Challenge: Below are the records; collect from them each line containing the string "六个典范".

··· Supplied material ···

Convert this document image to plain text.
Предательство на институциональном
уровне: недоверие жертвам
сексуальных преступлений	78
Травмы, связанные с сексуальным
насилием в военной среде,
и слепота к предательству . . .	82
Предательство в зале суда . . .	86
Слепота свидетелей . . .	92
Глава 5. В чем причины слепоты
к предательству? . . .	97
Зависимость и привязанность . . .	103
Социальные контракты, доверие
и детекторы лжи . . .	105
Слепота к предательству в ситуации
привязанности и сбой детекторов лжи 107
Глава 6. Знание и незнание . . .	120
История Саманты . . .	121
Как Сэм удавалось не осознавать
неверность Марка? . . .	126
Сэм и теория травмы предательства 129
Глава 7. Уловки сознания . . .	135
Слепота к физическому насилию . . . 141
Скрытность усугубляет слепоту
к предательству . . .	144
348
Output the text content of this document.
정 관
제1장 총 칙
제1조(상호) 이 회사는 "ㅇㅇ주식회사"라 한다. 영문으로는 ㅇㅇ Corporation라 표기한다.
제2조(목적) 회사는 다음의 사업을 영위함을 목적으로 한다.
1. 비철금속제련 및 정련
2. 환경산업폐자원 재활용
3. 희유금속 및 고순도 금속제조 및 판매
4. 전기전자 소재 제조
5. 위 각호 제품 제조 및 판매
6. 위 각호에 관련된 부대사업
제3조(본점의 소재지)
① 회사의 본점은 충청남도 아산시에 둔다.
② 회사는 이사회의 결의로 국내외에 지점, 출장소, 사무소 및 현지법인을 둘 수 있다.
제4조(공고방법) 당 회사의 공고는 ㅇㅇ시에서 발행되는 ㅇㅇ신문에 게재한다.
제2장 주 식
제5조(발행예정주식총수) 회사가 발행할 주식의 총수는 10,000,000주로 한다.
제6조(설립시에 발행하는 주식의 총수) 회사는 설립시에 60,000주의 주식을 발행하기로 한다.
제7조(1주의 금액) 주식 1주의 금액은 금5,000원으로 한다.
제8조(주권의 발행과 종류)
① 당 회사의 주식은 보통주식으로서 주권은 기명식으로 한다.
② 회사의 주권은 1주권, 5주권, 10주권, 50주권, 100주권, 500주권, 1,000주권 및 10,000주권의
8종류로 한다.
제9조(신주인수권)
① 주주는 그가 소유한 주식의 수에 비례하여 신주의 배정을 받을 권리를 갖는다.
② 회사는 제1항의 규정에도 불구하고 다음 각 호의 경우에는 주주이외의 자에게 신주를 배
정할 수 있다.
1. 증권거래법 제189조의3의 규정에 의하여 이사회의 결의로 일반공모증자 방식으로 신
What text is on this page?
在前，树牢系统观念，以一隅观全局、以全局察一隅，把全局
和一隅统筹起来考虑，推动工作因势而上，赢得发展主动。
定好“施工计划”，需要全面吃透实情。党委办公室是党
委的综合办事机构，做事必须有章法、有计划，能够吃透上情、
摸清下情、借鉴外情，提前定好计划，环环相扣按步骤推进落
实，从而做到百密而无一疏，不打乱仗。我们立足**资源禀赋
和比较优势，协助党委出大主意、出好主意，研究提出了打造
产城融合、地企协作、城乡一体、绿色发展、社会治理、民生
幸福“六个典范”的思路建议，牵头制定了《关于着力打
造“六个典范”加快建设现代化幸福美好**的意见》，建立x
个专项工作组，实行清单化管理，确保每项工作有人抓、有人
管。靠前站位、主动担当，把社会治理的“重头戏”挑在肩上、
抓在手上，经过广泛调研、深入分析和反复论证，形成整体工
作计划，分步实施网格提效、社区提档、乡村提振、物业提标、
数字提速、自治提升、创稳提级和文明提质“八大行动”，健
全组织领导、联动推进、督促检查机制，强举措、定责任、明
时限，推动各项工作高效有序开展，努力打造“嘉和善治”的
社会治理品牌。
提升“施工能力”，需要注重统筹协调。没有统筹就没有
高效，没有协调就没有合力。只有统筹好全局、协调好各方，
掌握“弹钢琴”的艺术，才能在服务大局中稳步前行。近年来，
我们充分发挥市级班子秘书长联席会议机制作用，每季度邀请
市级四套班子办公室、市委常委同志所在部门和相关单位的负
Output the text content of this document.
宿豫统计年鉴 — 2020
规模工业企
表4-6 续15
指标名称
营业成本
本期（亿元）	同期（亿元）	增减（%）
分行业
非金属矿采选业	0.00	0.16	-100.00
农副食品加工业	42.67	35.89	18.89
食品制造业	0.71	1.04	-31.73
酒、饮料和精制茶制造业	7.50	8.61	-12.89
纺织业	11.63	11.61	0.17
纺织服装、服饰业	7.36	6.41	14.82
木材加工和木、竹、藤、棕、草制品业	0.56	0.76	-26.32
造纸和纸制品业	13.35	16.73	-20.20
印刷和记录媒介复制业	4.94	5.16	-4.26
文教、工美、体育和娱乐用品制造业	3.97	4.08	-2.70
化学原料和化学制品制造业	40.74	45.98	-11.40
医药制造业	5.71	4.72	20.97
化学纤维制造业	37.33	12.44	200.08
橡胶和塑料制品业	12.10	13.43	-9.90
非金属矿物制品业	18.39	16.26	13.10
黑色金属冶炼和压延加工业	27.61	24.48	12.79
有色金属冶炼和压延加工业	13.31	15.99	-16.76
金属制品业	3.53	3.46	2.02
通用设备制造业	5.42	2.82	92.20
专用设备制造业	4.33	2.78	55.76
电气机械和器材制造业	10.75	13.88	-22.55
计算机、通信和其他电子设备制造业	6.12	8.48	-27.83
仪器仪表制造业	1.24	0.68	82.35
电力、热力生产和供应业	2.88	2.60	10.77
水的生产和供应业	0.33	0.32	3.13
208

···

Exercise solution:
幸福“六个典范”的思路建议，牵头制定了《关于着力打
造“六个典范”加快建设现代化幸福美好**的意见》，建立x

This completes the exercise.